■ **Objective**
Copy every record below exactly as written, but leave out the pictures.

■ **Exercise inputs**
=======

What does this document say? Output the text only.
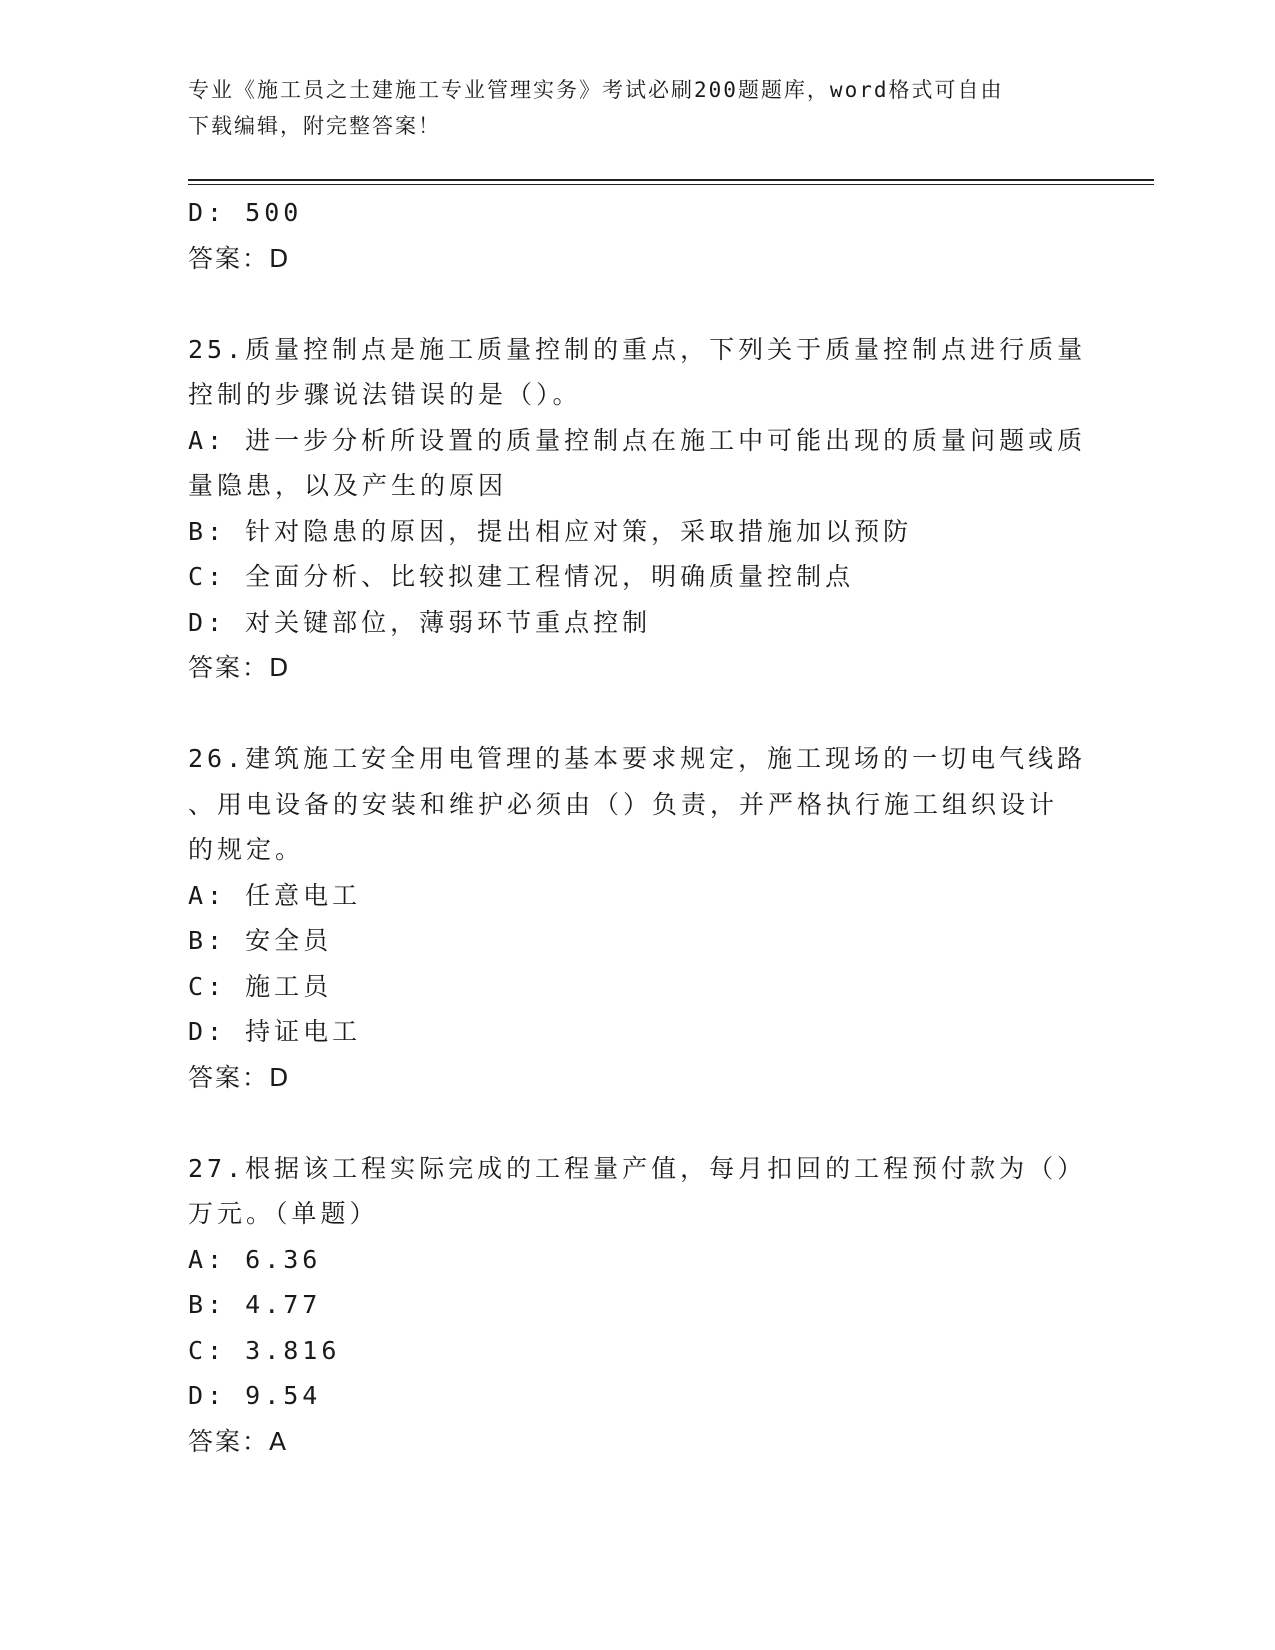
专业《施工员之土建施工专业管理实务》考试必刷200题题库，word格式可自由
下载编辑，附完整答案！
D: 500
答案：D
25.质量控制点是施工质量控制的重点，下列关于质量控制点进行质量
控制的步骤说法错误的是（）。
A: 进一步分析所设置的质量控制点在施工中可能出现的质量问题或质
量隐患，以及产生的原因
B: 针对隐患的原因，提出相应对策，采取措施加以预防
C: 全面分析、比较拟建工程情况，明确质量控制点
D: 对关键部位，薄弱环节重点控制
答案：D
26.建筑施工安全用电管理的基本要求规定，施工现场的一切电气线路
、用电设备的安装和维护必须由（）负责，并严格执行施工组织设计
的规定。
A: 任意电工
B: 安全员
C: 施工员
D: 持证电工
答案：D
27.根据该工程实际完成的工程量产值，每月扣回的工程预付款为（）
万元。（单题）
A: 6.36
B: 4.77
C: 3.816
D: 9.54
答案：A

=======

■ **Correct response**
What does this document say? Output the text only.
专业《施工员之土建施工专业管理实务》考试必刷200题题库，word格式可自由
下载编辑，附完整答案！
D: 500
答案：D
25.质量控制点是施工质量控制的重点，下列关于质量控制点进行质量
控制的步骤说法错误的是（）。
A: 进一步分析所设置的质量控制点在施工中可能出现的质量问题或质
量隐患，以及产生的原因
B: 针对隐患的原因，提出相应对策，采取措施加以预防
C: 全面分析、比较拟建工程情况，明确质量控制点
D: 对关键部位，薄弱环节重点控制
答案：D
26.建筑施工安全用电管理的基本要求规定，施工现场的一切电气线路
、用电设备的安装和维护必须由（）负责，并严格执行施工组织设计
的规定。
A: 任意电工
B: 安全员
C: 施工员
D: 持证电工
答案：D
27.根据该工程实际完成的工程量产值，每月扣回的工程预付款为（）
万元。（单题）
A: 6.36
B: 4.77
C: 3.816
D: 9.54
答案：A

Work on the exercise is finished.